-- START OF STORED RECORDS --

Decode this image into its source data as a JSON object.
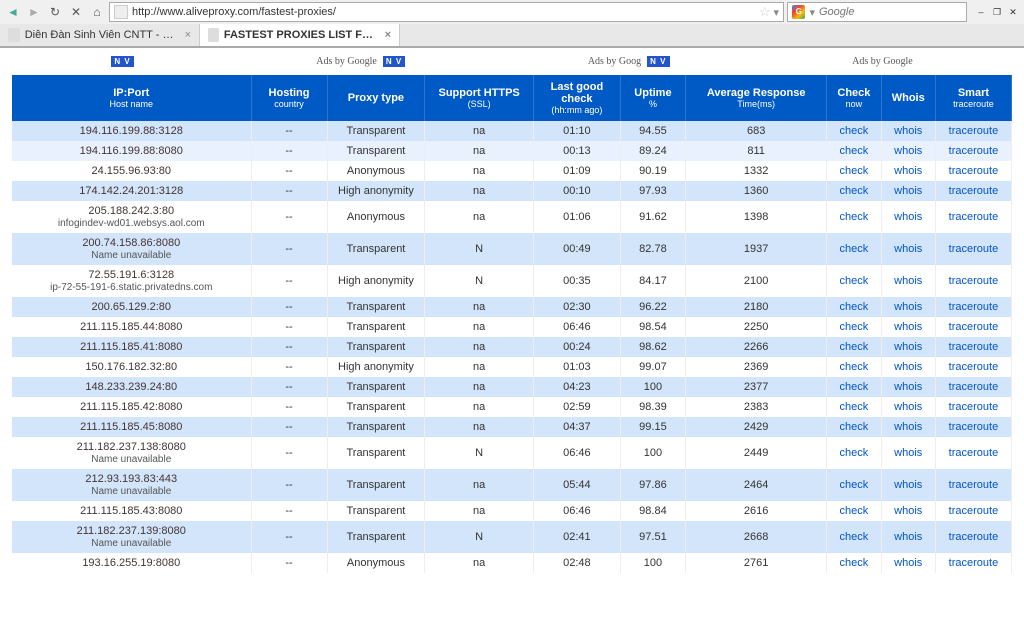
{
  "browser": {
    "url": "http://www.aliveproxy.com/fastest-proxies/",
    "search_placeholder": "Google",
    "tabs": [
      {
        "title": "Diễn Đàn Sinh Viên CNTT - Gởi Đề ...",
        "active": false
      },
      {
        "title": "FASTEST PROXIES LIST FREE . FAS...",
        "active": true
      }
    ]
  },
  "ads": {
    "label": "Ads by Google",
    "label2": "Ads by Goog",
    "badge": "N V"
  },
  "table": {
    "headers": {
      "ip": "IP:Port",
      "ip_sub": "Host name",
      "country": "Hosting",
      "country_sub": "country",
      "type": "Proxy type",
      "https": "Support HTTPS",
      "https_sub": "(SSL)",
      "lastcheck": "Last good check",
      "lastcheck_sub": "(hh:mm ago)",
      "uptime": "Uptime",
      "uptime_sub": "%",
      "response": "Average Response",
      "response_sub": "Time(ms)",
      "check": "Check",
      "check_sub": "now",
      "whois": "Whois",
      "trace": "Smart",
      "trace_sub": "traceroute"
    },
    "check_label": "check",
    "whois_label": "whois",
    "trace_label": "traceroute",
    "rows": [
      {
        "ip": "194.116.199.88:3128",
        "host": "",
        "country": "--",
        "type": "Transparent",
        "https": "na",
        "last": "01:10",
        "uptime": "94.55",
        "resp": "683",
        "shade": 0
      },
      {
        "ip": "194.116.199.88:8080",
        "host": "",
        "country": "--",
        "type": "Transparent",
        "https": "na",
        "last": "00:13",
        "uptime": "89.24",
        "resp": "811",
        "shade": 2
      },
      {
        "ip": "24.155.96.93:80",
        "host": "",
        "country": "--",
        "type": "Anonymous",
        "https": "na",
        "last": "01:09",
        "uptime": "90.19",
        "resp": "1332",
        "shade": 1
      },
      {
        "ip": "174.142.24.201:3128",
        "host": "",
        "country": "--",
        "type": "High anonymity",
        "https": "na",
        "last": "00:10",
        "uptime": "97.93",
        "resp": "1360",
        "shade": 0
      },
      {
        "ip": "205.188.242.3:80",
        "host": "infogindev-wd01.websys.aol.com",
        "country": "--",
        "type": "Anonymous",
        "https": "na",
        "last": "01:06",
        "uptime": "91.62",
        "resp": "1398",
        "shade": 1
      },
      {
        "ip": "200.74.158.86:8080",
        "host": "Name unavailable",
        "country": "--",
        "type": "Transparent",
        "https": "N",
        "last": "00:49",
        "uptime": "82.78",
        "resp": "1937",
        "shade": 0
      },
      {
        "ip": "72.55.191.6:3128",
        "host": "ip-72-55-191-6.static.privatedns.com",
        "country": "--",
        "type": "High anonymity",
        "https": "N",
        "last": "00:35",
        "uptime": "84.17",
        "resp": "2100",
        "shade": 1
      },
      {
        "ip": "200.65.129.2:80",
        "host": "",
        "country": "--",
        "type": "Transparent",
        "https": "na",
        "last": "02:30",
        "uptime": "96.22",
        "resp": "2180",
        "shade": 0
      },
      {
        "ip": "211.115.185.44:8080",
        "host": "",
        "country": "--",
        "type": "Transparent",
        "https": "na",
        "last": "06:46",
        "uptime": "98.54",
        "resp": "2250",
        "shade": 1
      },
      {
        "ip": "211.115.185.41:8080",
        "host": "",
        "country": "--",
        "type": "Transparent",
        "https": "na",
        "last": "00:24",
        "uptime": "98.62",
        "resp": "2266",
        "shade": 0
      },
      {
        "ip": "150.176.182.32:80",
        "host": "",
        "country": "--",
        "type": "High anonymity",
        "https": "na",
        "last": "01:03",
        "uptime": "99.07",
        "resp": "2369",
        "shade": 1
      },
      {
        "ip": "148.233.239.24:80",
        "host": "",
        "country": "--",
        "type": "Transparent",
        "https": "na",
        "last": "04:23",
        "uptime": "100",
        "resp": "2377",
        "shade": 0
      },
      {
        "ip": "211.115.185.42:8080",
        "host": "",
        "country": "--",
        "type": "Transparent",
        "https": "na",
        "last": "02:59",
        "uptime": "98.39",
        "resp": "2383",
        "shade": 1
      },
      {
        "ip": "211.115.185.45:8080",
        "host": "",
        "country": "--",
        "type": "Transparent",
        "https": "na",
        "last": "04:37",
        "uptime": "99.15",
        "resp": "2429",
        "shade": 0
      },
      {
        "ip": "211.182.237.138:8080",
        "host": "Name unavailable",
        "country": "--",
        "type": "Transparent",
        "https": "N",
        "last": "06:46",
        "uptime": "100",
        "resp": "2449",
        "shade": 1
      },
      {
        "ip": "212.93.193.83:443",
        "host": "Name unavailable",
        "country": "--",
        "type": "Transparent",
        "https": "na",
        "last": "05:44",
        "uptime": "97.86",
        "resp": "2464",
        "shade": 0
      },
      {
        "ip": "211.115.185.43:8080",
        "host": "",
        "country": "--",
        "type": "Transparent",
        "https": "na",
        "last": "06:46",
        "uptime": "98.84",
        "resp": "2616",
        "shade": 1
      },
      {
        "ip": "211.182.237.139:8080",
        "host": "Name unavailable",
        "country": "--",
        "type": "Transparent",
        "https": "N",
        "last": "02:41",
        "uptime": "97.51",
        "resp": "2668",
        "shade": 0
      },
      {
        "ip": "193.16.255.19:8080",
        "host": "",
        "country": "--",
        "type": "Anonymous",
        "https": "na",
        "last": "02:48",
        "uptime": "100",
        "resp": "2761",
        "shade": 1
      }
    ]
  }
}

-- END OF STORED RECORDS --

WHAT TO WORK ON:
Drop the images and quote the entries word for word.

WRITTEN SOLUTION:
Decode this image into its source data as a JSON object.
{
  "browser": {
    "url": "http://www.aliveproxy.com/fastest-proxies/",
    "search_placeholder": "Google",
    "tabs": [
      {
        "title": "Diễn Đàn Sinh Viên CNTT - Gởi Đề ...",
        "active": false
      },
      {
        "title": "FASTEST PROXIES LIST FREE . FAS...",
        "active": true
      }
    ]
  },
  "ads": {
    "label": "Ads by Google",
    "label2": "Ads by Goog",
    "badge": "N V"
  },
  "table": {
    "headers": {
      "ip": "IP:Port",
      "ip_sub": "Host name",
      "country": "Hosting",
      "country_sub": "country",
      "type": "Proxy type",
      "https": "Support HTTPS",
      "https_sub": "(SSL)",
      "lastcheck": "Last good check",
      "lastcheck_sub": "(hh:mm ago)",
      "uptime": "Uptime",
      "uptime_sub": "%",
      "response": "Average Response",
      "response_sub": "Time(ms)",
      "check": "Check",
      "check_sub": "now",
      "whois": "Whois",
      "trace": "Smart",
      "trace_sub": "traceroute"
    },
    "check_label": "check",
    "whois_label": "whois",
    "trace_label": "traceroute",
    "rows": [
      {
        "ip": "194.116.199.88:3128",
        "host": "",
        "country": "--",
        "type": "Transparent",
        "https": "na",
        "last": "01:10",
        "uptime": "94.55",
        "resp": "683",
        "shade": 0
      },
      {
        "ip": "194.116.199.88:8080",
        "host": "",
        "country": "--",
        "type": "Transparent",
        "https": "na",
        "last": "00:13",
        "uptime": "89.24",
        "resp": "811",
        "shade": 2
      },
      {
        "ip": "24.155.96.93:80",
        "host": "",
        "country": "--",
        "type": "Anonymous",
        "https": "na",
        "last": "01:09",
        "uptime": "90.19",
        "resp": "1332",
        "shade": 1
      },
      {
        "ip": "174.142.24.201:3128",
        "host": "",
        "country": "--",
        "type": "High anonymity",
        "https": "na",
        "last": "00:10",
        "uptime": "97.93",
        "resp": "1360",
        "shade": 0
      },
      {
        "ip": "205.188.242.3:80",
        "host": "infogindev-wd01.websys.aol.com",
        "country": "--",
        "type": "Anonymous",
        "https": "na",
        "last": "01:06",
        "uptime": "91.62",
        "resp": "1398",
        "shade": 1
      },
      {
        "ip": "200.74.158.86:8080",
        "host": "Name unavailable",
        "country": "--",
        "type": "Transparent",
        "https": "N",
        "last": "00:49",
        "uptime": "82.78",
        "resp": "1937",
        "shade": 0
      },
      {
        "ip": "72.55.191.6:3128",
        "host": "ip-72-55-191-6.static.privatedns.com",
        "country": "--",
        "type": "High anonymity",
        "https": "N",
        "last": "00:35",
        "uptime": "84.17",
        "resp": "2100",
        "shade": 1
      },
      {
        "ip": "200.65.129.2:80",
        "host": "",
        "country": "--",
        "type": "Transparent",
        "https": "na",
        "last": "02:30",
        "uptime": "96.22",
        "resp": "2180",
        "shade": 0
      },
      {
        "ip": "211.115.185.44:8080",
        "host": "",
        "country": "--",
        "type": "Transparent",
        "https": "na",
        "last": "06:46",
        "uptime": "98.54",
        "resp": "2250",
        "shade": 1
      },
      {
        "ip": "211.115.185.41:8080",
        "host": "",
        "country": "--",
        "type": "Transparent",
        "https": "na",
        "last": "00:24",
        "uptime": "98.62",
        "resp": "2266",
        "shade": 0
      },
      {
        "ip": "150.176.182.32:80",
        "host": "",
        "country": "--",
        "type": "High anonymity",
        "https": "na",
        "last": "01:03",
        "uptime": "99.07",
        "resp": "2369",
        "shade": 1
      },
      {
        "ip": "148.233.239.24:80",
        "host": "",
        "country": "--",
        "type": "Transparent",
        "https": "na",
        "last": "04:23",
        "uptime": "100",
        "resp": "2377",
        "shade": 0
      },
      {
        "ip": "211.115.185.42:8080",
        "host": "",
        "country": "--",
        "type": "Transparent",
        "https": "na",
        "last": "02:59",
        "uptime": "98.39",
        "resp": "2383",
        "shade": 1
      },
      {
        "ip": "211.115.185.45:8080",
        "host": "",
        "country": "--",
        "type": "Transparent",
        "https": "na",
        "last": "04:37",
        "uptime": "99.15",
        "resp": "2429",
        "shade": 0
      },
      {
        "ip": "211.182.237.138:8080",
        "host": "Name unavailable",
        "country": "--",
        "type": "Transparent",
        "https": "N",
        "last": "06:46",
        "uptime": "100",
        "resp": "2449",
        "shade": 1
      },
      {
        "ip": "212.93.193.83:443",
        "host": "Name unavailable",
        "country": "--",
        "type": "Transparent",
        "https": "na",
        "last": "05:44",
        "uptime": "97.86",
        "resp": "2464",
        "shade": 0
      },
      {
        "ip": "211.115.185.43:8080",
        "host": "",
        "country": "--",
        "type": "Transparent",
        "https": "na",
        "last": "06:46",
        "uptime": "98.84",
        "resp": "2616",
        "shade": 1
      },
      {
        "ip": "211.182.237.139:8080",
        "host": "Name unavailable",
        "country": "--",
        "type": "Transparent",
        "https": "N",
        "last": "02:41",
        "uptime": "97.51",
        "resp": "2668",
        "shade": 0
      },
      {
        "ip": "193.16.255.19:8080",
        "host": "",
        "country": "--",
        "type": "Anonymous",
        "https": "na",
        "last": "02:48",
        "uptime": "100",
        "resp": "2761",
        "shade": 1
      }
    ]
  }
}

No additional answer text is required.